Task goal:
For this exercise, copy out each line of the material below that includes "Ukrainian".

Material to process:
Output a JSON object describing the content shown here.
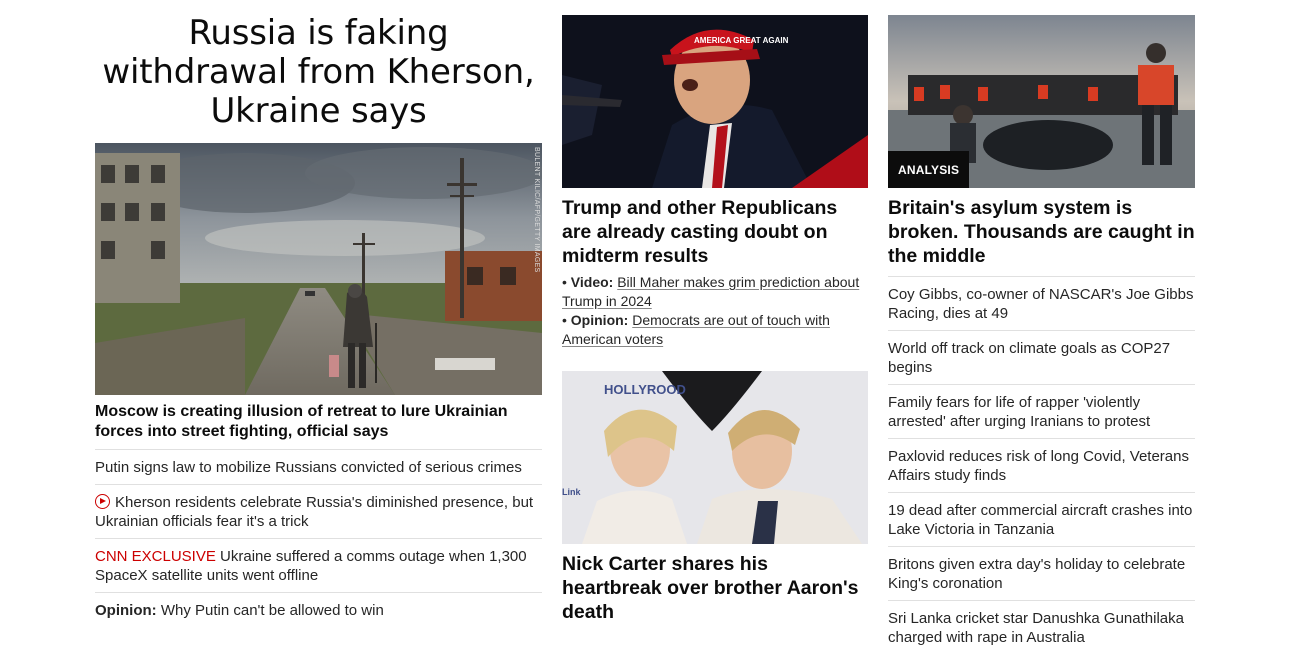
{
  "left": {
    "title": "Russia is faking withdrawal from Kherson, Ukraine says",
    "image_credit": "BULENT KILIC/AFP/GETTY IMAGES",
    "headline": "Moscow is creating illusion of retreat to lure Ukrainian forces into street fighting, official says",
    "items": [
      {
        "text": "Putin signs law to mobilize Russians convicted of serious crimes"
      },
      {
        "text": "Kherson residents celebrate Russia's diminished presence, but Ukrainian officials fear it's a trick",
        "icon": "play-video-icon"
      },
      {
        "prefix": "CNN EXCLUSIVE",
        "text": " Ukraine suffered a comms outage when 1,300 SpaceX satellite units went offline"
      },
      {
        "prefix": "Opinion:",
        "text": " Why Putin can't be allowed to win"
      }
    ]
  },
  "middle": {
    "story1": {
      "headline": "Trump and other Republicans are already casting doubt on midterm results",
      "cap_text": "AMERICA GREAT AGAIN",
      "sub": [
        {
          "bullet": "•",
          "label": "Video:",
          "text": "Bill Maher makes grim prediction about Trump in 2024"
        },
        {
          "bullet": "•",
          "label": "Opinion:",
          "text": "Democrats are out of touch with American voters"
        }
      ]
    },
    "story2": {
      "headline": "Nick Carter shares his heartbreak over brother Aaron's death",
      "backdrop_text": "HOLLYROOD",
      "backdrop_small": "Link"
    }
  },
  "right": {
    "badge": "ANALYSIS",
    "headline": "Britain's asylum system is broken. Thousands are caught in the middle",
    "items": [
      "Coy Gibbs, co-owner of NASCAR's Joe Gibbs Racing, dies at 49",
      "World off track on climate goals as COP27 begins",
      "Family fears for life of rapper 'violently arrested' after urging Iranians to protest",
      "Paxlovid reduces risk of long Covid, Veterans Affairs study finds",
      "19 dead after commercial aircraft crashes into Lake Victoria in Tanzania",
      "Britons given extra day's holiday to celebrate King's coronation",
      "Sri Lanka cricket star Danushka Gunathilaka charged with rape in Australia"
    ]
  },
  "colors": {
    "accent_red": "#cc0000",
    "text": "#0c0c0c",
    "divider": "#e0e0e0"
  }
}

Exercise solution:
    "headline": "Moscow is creating illusion of retreat to lure Ukrainian forces into street fighting, official says",
        "text": "Kherson residents celebrate Russia's diminished presence, but Ukrainian officials fear it's a trick",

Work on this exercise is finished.